--- Start of Information provided ---

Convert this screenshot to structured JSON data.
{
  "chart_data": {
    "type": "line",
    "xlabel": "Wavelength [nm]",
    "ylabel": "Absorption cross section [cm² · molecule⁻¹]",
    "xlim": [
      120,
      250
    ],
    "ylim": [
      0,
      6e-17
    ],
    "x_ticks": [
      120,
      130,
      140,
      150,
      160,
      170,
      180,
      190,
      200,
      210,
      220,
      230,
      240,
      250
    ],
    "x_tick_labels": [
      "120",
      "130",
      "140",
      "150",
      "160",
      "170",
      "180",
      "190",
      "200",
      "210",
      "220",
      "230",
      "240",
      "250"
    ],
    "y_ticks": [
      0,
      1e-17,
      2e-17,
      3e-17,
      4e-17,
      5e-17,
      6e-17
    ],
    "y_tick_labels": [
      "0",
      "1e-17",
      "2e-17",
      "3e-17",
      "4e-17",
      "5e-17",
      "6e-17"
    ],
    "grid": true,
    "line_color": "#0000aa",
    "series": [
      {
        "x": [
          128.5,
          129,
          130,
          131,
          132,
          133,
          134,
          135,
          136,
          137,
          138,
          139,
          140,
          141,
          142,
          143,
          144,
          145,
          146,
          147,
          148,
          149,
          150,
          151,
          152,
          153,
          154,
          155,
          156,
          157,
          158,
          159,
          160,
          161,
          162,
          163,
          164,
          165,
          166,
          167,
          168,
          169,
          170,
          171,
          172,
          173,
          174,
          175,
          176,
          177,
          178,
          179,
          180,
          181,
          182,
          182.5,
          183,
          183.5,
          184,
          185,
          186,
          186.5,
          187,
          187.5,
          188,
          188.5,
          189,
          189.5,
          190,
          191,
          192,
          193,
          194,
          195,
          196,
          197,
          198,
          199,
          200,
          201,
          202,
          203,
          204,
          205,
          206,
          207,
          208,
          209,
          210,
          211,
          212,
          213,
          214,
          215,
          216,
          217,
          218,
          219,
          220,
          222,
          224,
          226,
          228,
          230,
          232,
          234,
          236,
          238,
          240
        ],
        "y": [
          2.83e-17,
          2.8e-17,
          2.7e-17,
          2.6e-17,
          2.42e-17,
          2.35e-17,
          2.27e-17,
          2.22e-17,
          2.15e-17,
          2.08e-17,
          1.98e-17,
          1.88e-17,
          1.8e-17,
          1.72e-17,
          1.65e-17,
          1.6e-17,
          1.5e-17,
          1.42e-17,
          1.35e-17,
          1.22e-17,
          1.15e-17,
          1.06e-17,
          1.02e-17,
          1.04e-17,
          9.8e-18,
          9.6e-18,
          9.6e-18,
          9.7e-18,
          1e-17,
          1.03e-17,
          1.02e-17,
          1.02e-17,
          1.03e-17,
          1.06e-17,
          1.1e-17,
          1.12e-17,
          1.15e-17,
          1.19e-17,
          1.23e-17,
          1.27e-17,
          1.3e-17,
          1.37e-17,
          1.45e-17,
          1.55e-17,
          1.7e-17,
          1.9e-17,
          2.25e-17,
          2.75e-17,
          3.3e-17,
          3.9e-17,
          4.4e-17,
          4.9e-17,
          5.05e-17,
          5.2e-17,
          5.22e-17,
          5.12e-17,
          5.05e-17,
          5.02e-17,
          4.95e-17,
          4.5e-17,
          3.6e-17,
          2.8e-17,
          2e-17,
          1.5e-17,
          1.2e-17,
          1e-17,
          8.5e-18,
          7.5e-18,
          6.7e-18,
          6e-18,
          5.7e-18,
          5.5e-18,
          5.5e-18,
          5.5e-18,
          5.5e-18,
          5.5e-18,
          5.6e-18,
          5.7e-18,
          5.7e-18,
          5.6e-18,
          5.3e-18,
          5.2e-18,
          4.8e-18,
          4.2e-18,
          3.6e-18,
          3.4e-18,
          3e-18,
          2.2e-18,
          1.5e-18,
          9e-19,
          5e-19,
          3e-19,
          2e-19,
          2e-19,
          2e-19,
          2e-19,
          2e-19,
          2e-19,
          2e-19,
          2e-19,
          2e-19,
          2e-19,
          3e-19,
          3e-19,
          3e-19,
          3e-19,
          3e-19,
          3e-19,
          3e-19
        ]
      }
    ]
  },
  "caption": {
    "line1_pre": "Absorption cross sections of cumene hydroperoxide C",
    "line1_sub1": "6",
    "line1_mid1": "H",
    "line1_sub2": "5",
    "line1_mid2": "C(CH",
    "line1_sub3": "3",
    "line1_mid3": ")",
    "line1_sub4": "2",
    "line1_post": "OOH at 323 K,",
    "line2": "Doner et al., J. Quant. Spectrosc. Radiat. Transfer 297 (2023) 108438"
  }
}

--- End of Information provided ---

Would you give the material above again, complete and exact?

> **Result of this task**:
Convert this screenshot to structured JSON data.
{
  "chart_data": {
    "type": "line",
    "xlabel": "Wavelength [nm]",
    "ylabel": "Absorption cross section [cm² · molecule⁻¹]",
    "xlim": [
      120,
      250
    ],
    "ylim": [
      0,
      6e-17
    ],
    "x_ticks": [
      120,
      130,
      140,
      150,
      160,
      170,
      180,
      190,
      200,
      210,
      220,
      230,
      240,
      250
    ],
    "x_tick_labels": [
      "120",
      "130",
      "140",
      "150",
      "160",
      "170",
      "180",
      "190",
      "200",
      "210",
      "220",
      "230",
      "240",
      "250"
    ],
    "y_ticks": [
      0,
      1e-17,
      2e-17,
      3e-17,
      4e-17,
      5e-17,
      6e-17
    ],
    "y_tick_labels": [
      "0",
      "1e-17",
      "2e-17",
      "3e-17",
      "4e-17",
      "5e-17",
      "6e-17"
    ],
    "grid": true,
    "line_color": "#0000aa",
    "series": [
      {
        "x": [
          128.5,
          129,
          130,
          131,
          132,
          133,
          134,
          135,
          136,
          137,
          138,
          139,
          140,
          141,
          142,
          143,
          144,
          145,
          146,
          147,
          148,
          149,
          150,
          151,
          152,
          153,
          154,
          155,
          156,
          157,
          158,
          159,
          160,
          161,
          162,
          163,
          164,
          165,
          166,
          167,
          168,
          169,
          170,
          171,
          172,
          173,
          174,
          175,
          176,
          177,
          178,
          179,
          180,
          181,
          182,
          182.5,
          183,
          183.5,
          184,
          185,
          186,
          186.5,
          187,
          187.5,
          188,
          188.5,
          189,
          189.5,
          190,
          191,
          192,
          193,
          194,
          195,
          196,
          197,
          198,
          199,
          200,
          201,
          202,
          203,
          204,
          205,
          206,
          207,
          208,
          209,
          210,
          211,
          212,
          213,
          214,
          215,
          216,
          217,
          218,
          219,
          220,
          222,
          224,
          226,
          228,
          230,
          232,
          234,
          236,
          238,
          240
        ],
        "y": [
          2.83e-17,
          2.8e-17,
          2.7e-17,
          2.6e-17,
          2.42e-17,
          2.35e-17,
          2.27e-17,
          2.22e-17,
          2.15e-17,
          2.08e-17,
          1.98e-17,
          1.88e-17,
          1.8e-17,
          1.72e-17,
          1.65e-17,
          1.6e-17,
          1.5e-17,
          1.42e-17,
          1.35e-17,
          1.22e-17,
          1.15e-17,
          1.06e-17,
          1.02e-17,
          1.04e-17,
          9.8e-18,
          9.6e-18,
          9.6e-18,
          9.7e-18,
          1e-17,
          1.03e-17,
          1.02e-17,
          1.02e-17,
          1.03e-17,
          1.06e-17,
          1.1e-17,
          1.12e-17,
          1.15e-17,
          1.19e-17,
          1.23e-17,
          1.27e-17,
          1.3e-17,
          1.37e-17,
          1.45e-17,
          1.55e-17,
          1.7e-17,
          1.9e-17,
          2.25e-17,
          2.75e-17,
          3.3e-17,
          3.9e-17,
          4.4e-17,
          4.9e-17,
          5.05e-17,
          5.2e-17,
          5.22e-17,
          5.12e-17,
          5.05e-17,
          5.02e-17,
          4.95e-17,
          4.5e-17,
          3.6e-17,
          2.8e-17,
          2e-17,
          1.5e-17,
          1.2e-17,
          1e-17,
          8.5e-18,
          7.5e-18,
          6.7e-18,
          6e-18,
          5.7e-18,
          5.5e-18,
          5.5e-18,
          5.5e-18,
          5.5e-18,
          5.5e-18,
          5.6e-18,
          5.7e-18,
          5.7e-18,
          5.6e-18,
          5.3e-18,
          5.2e-18,
          4.8e-18,
          4.2e-18,
          3.6e-18,
          3.4e-18,
          3e-18,
          2.2e-18,
          1.5e-18,
          9e-19,
          5e-19,
          3e-19,
          2e-19,
          2e-19,
          2e-19,
          2e-19,
          2e-19,
          2e-19,
          2e-19,
          2e-19,
          2e-19,
          2e-19,
          3e-19,
          3e-19,
          3e-19,
          3e-19,
          3e-19,
          3e-19,
          3e-19
        ]
      }
    ]
  },
  "caption": {
    "line1_pre": "Absorption cross sections of cumene hydroperoxide C",
    "line1_sub1": "6",
    "line1_mid1": "H",
    "line1_sub2": "5",
    "line1_mid2": "C(CH",
    "line1_sub3": "3",
    "line1_mid3": ")",
    "line1_sub4": "2",
    "line1_post": "OOH at 323 K,",
    "line2": "Doner et al., J. Quant. Spectrosc. Radiat. Transfer 297 (2023) 108438"
  }
}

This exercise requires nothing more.